Exercise goal => Nothing in the data should change when you return it, but leave the pictures out.

Stored items from a collection:

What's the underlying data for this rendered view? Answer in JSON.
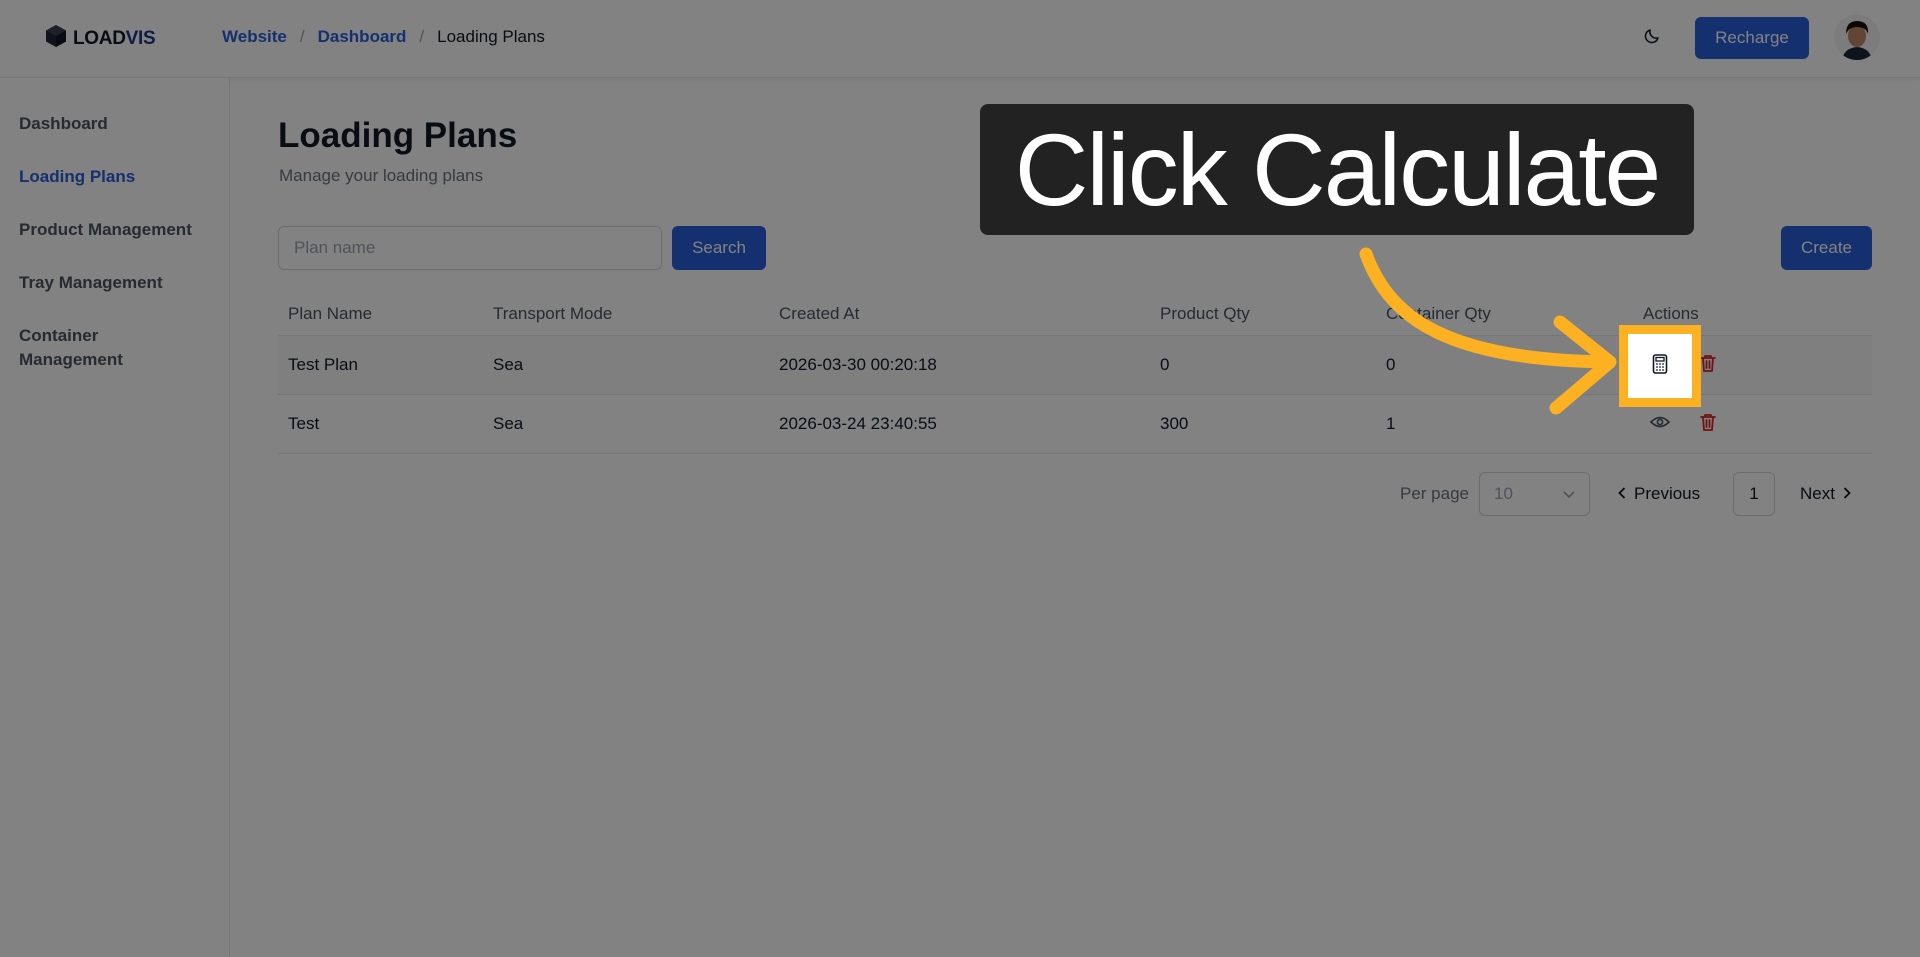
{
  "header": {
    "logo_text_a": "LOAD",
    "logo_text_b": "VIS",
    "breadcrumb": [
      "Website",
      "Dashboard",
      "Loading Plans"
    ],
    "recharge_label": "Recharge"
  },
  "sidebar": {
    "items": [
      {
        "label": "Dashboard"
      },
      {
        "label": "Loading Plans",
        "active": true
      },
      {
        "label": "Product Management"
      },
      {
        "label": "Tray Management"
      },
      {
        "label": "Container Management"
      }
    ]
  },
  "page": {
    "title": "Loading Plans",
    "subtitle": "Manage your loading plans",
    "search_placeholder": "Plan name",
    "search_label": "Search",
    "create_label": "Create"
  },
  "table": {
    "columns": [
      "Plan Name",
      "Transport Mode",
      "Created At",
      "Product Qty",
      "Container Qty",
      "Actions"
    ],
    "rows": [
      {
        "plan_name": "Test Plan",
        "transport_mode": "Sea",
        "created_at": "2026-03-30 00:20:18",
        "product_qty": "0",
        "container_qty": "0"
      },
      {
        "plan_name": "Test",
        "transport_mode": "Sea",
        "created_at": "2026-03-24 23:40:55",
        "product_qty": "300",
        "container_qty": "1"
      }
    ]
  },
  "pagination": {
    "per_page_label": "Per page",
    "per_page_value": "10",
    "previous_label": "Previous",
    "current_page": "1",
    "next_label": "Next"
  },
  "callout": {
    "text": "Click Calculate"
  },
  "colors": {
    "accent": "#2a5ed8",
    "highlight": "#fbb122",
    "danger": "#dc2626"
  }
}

Solution =>
What's the underlying data for this rendered view? Answer in JSON.
{
  "header": {
    "logo_text_a": "LOAD",
    "logo_text_b": "VIS",
    "breadcrumb": [
      "Website",
      "Dashboard",
      "Loading Plans"
    ],
    "recharge_label": "Recharge"
  },
  "sidebar": {
    "items": [
      {
        "label": "Dashboard"
      },
      {
        "label": "Loading Plans",
        "active": true
      },
      {
        "label": "Product Management"
      },
      {
        "label": "Tray Management"
      },
      {
        "label": "Container Management"
      }
    ]
  },
  "page": {
    "title": "Loading Plans",
    "subtitle": "Manage your loading plans",
    "search_placeholder": "Plan name",
    "search_label": "Search",
    "create_label": "Create"
  },
  "table": {
    "columns": [
      "Plan Name",
      "Transport Mode",
      "Created At",
      "Product Qty",
      "Container Qty",
      "Actions"
    ],
    "rows": [
      {
        "plan_name": "Test Plan",
        "transport_mode": "Sea",
        "created_at": "2026-03-30 00:20:18",
        "product_qty": "0",
        "container_qty": "0"
      },
      {
        "plan_name": "Test",
        "transport_mode": "Sea",
        "created_at": "2026-03-24 23:40:55",
        "product_qty": "300",
        "container_qty": "1"
      }
    ]
  },
  "pagination": {
    "per_page_label": "Per page",
    "per_page_value": "10",
    "previous_label": "Previous",
    "current_page": "1",
    "next_label": "Next"
  },
  "callout": {
    "text": "Click Calculate"
  },
  "colors": {
    "accent": "#2a5ed8",
    "highlight": "#fbb122",
    "danger": "#dc2626"
  }
}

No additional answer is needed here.